» THE TASK
Print all of the data exactly as written.

» ENTRIES PROVIDED
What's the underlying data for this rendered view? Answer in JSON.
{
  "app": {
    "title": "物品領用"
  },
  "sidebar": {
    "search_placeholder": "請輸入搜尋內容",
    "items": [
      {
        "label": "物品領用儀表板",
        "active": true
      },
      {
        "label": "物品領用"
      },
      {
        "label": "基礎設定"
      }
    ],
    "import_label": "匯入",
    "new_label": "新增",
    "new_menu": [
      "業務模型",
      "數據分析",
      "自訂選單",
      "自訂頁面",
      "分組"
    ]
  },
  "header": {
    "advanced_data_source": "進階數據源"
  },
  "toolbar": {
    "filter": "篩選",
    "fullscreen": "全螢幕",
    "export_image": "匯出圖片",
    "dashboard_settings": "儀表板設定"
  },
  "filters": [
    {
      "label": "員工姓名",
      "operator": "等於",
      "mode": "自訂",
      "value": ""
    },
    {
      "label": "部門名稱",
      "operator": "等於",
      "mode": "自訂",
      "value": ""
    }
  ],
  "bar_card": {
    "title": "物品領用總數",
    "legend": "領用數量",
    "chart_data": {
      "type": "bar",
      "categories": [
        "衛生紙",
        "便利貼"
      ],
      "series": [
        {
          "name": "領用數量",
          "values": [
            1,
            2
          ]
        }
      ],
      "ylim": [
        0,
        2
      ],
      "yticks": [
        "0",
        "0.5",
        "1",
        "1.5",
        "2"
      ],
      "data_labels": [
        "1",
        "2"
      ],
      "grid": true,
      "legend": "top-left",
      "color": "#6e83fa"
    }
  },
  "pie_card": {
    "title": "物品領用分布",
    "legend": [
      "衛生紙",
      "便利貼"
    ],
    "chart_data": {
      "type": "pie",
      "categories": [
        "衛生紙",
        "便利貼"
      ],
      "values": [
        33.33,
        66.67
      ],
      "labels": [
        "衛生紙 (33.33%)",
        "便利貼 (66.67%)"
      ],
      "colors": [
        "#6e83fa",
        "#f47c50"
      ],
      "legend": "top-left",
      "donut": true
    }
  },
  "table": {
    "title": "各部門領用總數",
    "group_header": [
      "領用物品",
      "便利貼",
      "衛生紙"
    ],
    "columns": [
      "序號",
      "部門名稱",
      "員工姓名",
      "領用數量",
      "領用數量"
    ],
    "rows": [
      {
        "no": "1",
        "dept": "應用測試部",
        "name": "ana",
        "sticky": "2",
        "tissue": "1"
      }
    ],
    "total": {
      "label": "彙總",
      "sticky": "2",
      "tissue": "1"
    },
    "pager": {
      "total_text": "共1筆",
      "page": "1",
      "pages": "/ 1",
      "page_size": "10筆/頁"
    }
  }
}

» SOLUTION FOR THIS PROBLEM
What's the underlying data for this rendered view? Answer in JSON.
{
  "app": {
    "title": "物品領用"
  },
  "sidebar": {
    "search_placeholder": "請輸入搜尋內容",
    "items": [
      {
        "label": "物品領用儀表板",
        "active": true
      },
      {
        "label": "物品領用"
      },
      {
        "label": "基礎設定"
      }
    ],
    "import_label": "匯入",
    "new_label": "新增",
    "new_menu": [
      "業務模型",
      "數據分析",
      "自訂選單",
      "自訂頁面",
      "分組"
    ]
  },
  "header": {
    "advanced_data_source": "進階數據源"
  },
  "toolbar": {
    "filter": "篩選",
    "fullscreen": "全螢幕",
    "export_image": "匯出圖片",
    "dashboard_settings": "儀表板設定"
  },
  "filters": [
    {
      "label": "員工姓名",
      "operator": "等於",
      "mode": "自訂",
      "value": ""
    },
    {
      "label": "部門名稱",
      "operator": "等於",
      "mode": "自訂",
      "value": ""
    }
  ],
  "bar_card": {
    "title": "物品領用總數",
    "legend": "領用數量",
    "chart_data": {
      "type": "bar",
      "categories": [
        "衛生紙",
        "便利貼"
      ],
      "series": [
        {
          "name": "領用數量",
          "values": [
            1,
            2
          ]
        }
      ],
      "ylim": [
        0,
        2
      ],
      "yticks": [
        "0",
        "0.5",
        "1",
        "1.5",
        "2"
      ],
      "data_labels": [
        "1",
        "2"
      ],
      "grid": true,
      "legend": "top-left",
      "color": "#6e83fa"
    }
  },
  "pie_card": {
    "title": "物品領用分布",
    "legend": [
      "衛生紙",
      "便利貼"
    ],
    "chart_data": {
      "type": "pie",
      "categories": [
        "衛生紙",
        "便利貼"
      ],
      "values": [
        33.33,
        66.67
      ],
      "labels": [
        "衛生紙 (33.33%)",
        "便利貼 (66.67%)"
      ],
      "colors": [
        "#6e83fa",
        "#f47c50"
      ],
      "legend": "top-left",
      "donut": true
    }
  },
  "table": {
    "title": "各部門領用總數",
    "group_header": [
      "領用物品",
      "便利貼",
      "衛生紙"
    ],
    "columns": [
      "序號",
      "部門名稱",
      "員工姓名",
      "領用數量",
      "領用數量"
    ],
    "rows": [
      {
        "no": "1",
        "dept": "應用測試部",
        "name": "ana",
        "sticky": "2",
        "tissue": "1"
      }
    ],
    "total": {
      "label": "彙總",
      "sticky": "2",
      "tissue": "1"
    },
    "pager": {
      "total_text": "共1筆",
      "page": "1",
      "pages": "/ 1",
      "page_size": "10筆/頁"
    }
  }
}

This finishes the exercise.